* Provided text *
After one of his legendary tackles Ash experiences a feeling ‘like my blood had been replaced with ice water’ and it is this moment which causes a significant shift in the world around him.
Driving a friend home, he jumps a light-because it is blue, not red as he expects it to be-and narrowly avoids what could have been a fatal collision. Afterwards, on the periphery of his vision, he sees a skateboarder. These are the dual threads which underpin the ensuing storyline.Ash has become the centre of the universe. Each of his tackles bumps the world into another reality and the skateboarder multiplies each time. Their job is to guide Ash through the shifting dimensions until, with luck and their training, a better world will be achieved.

* Source excerpt *
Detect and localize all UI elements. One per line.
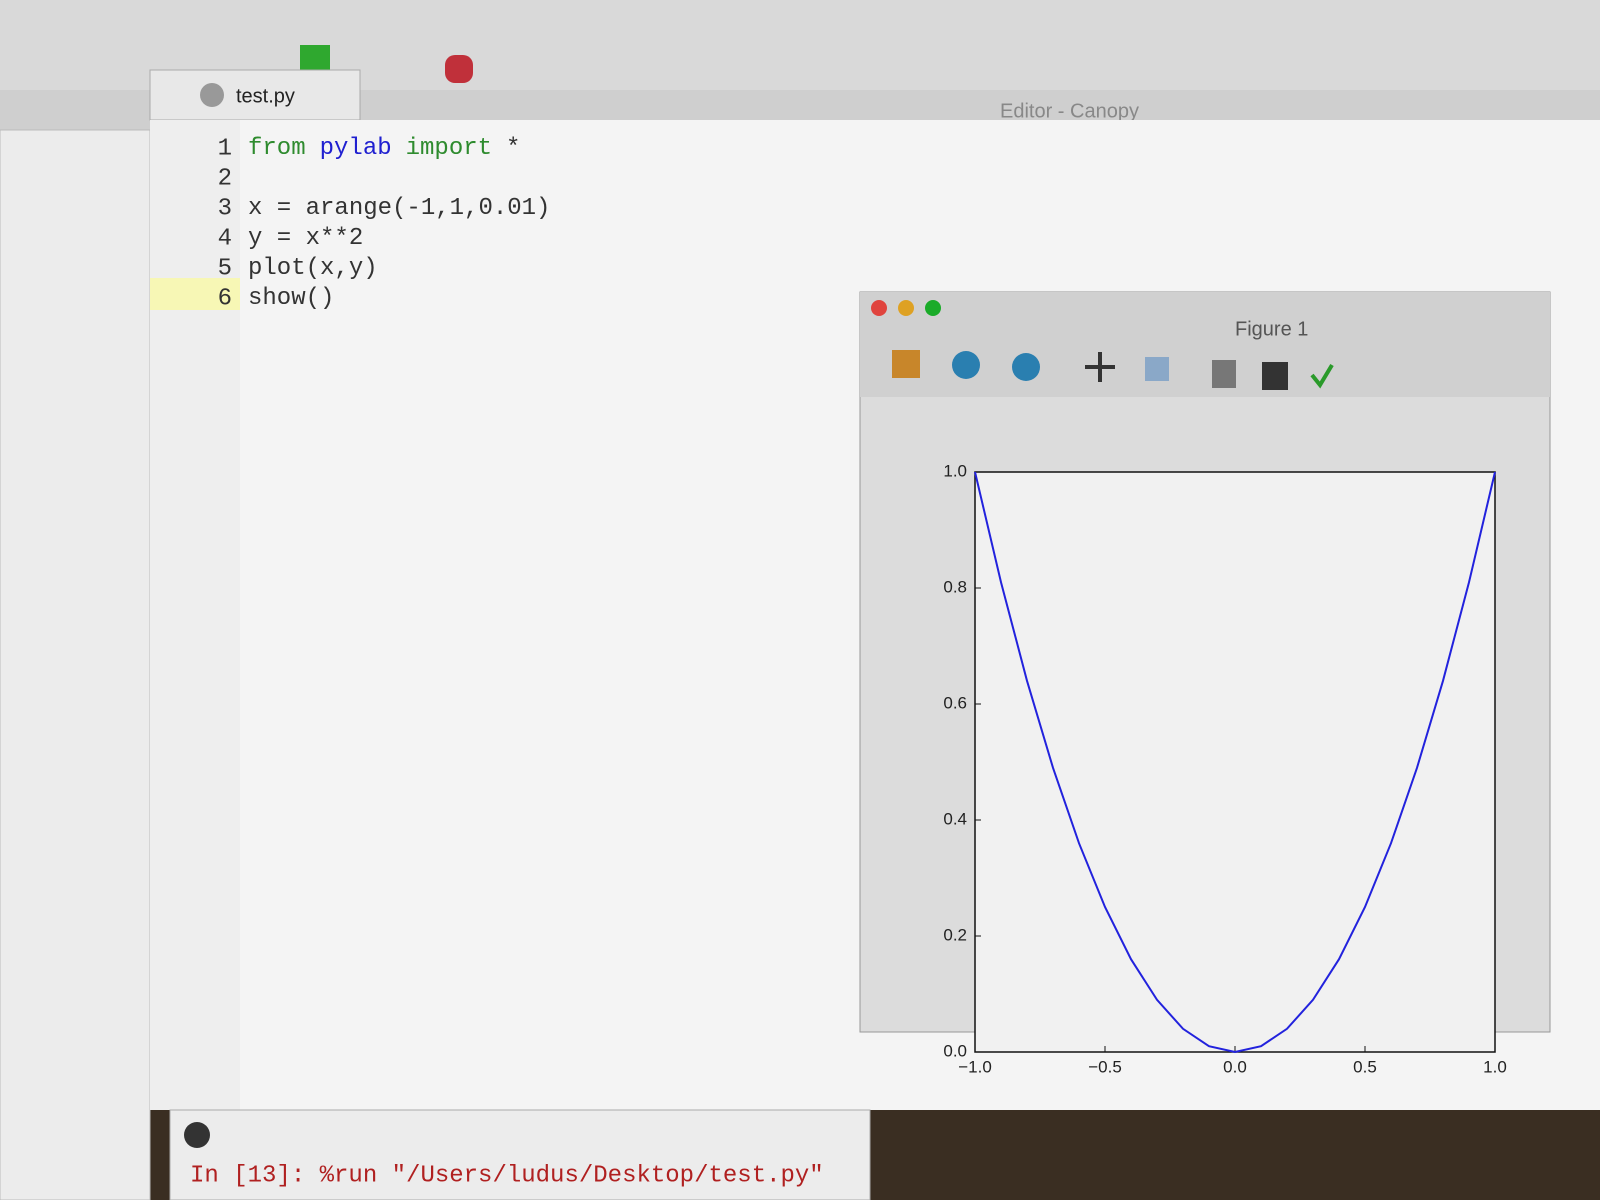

* Written task *
How would the summary of Ash and his reality-shifting tackles go on? Write what follows its last sentence. None of the material is needed here.

* Output of the task *
The skateboarders explain the rational with dialogue which is often obtuse, and, as the changes to Ash’s world continue, the story becomes the province of skilled readers. The premise of the story is an interesting one, ripe with possibilities, but the speed of the world shifts the subsequent changes make it an almost whistle-stop tour of society’s problems. In the course of the book Shusterman raises racism, violence to women, disability, homosexuality, drug dependency and gender stereotypes. After one change Ash becomes a girl, after another he is a young man from a wealthy family who is dealing drugs, in another he is gay. This hectic pace of change does not allow a serious examination of any of these problems-instead, an awareness that the narrator is a white, middle-class male makes this cultural toe-dipping seem even more hollow.
Game Changer unfolds around a clever idea but ultimately skims across too many possible concepts and fails to convince.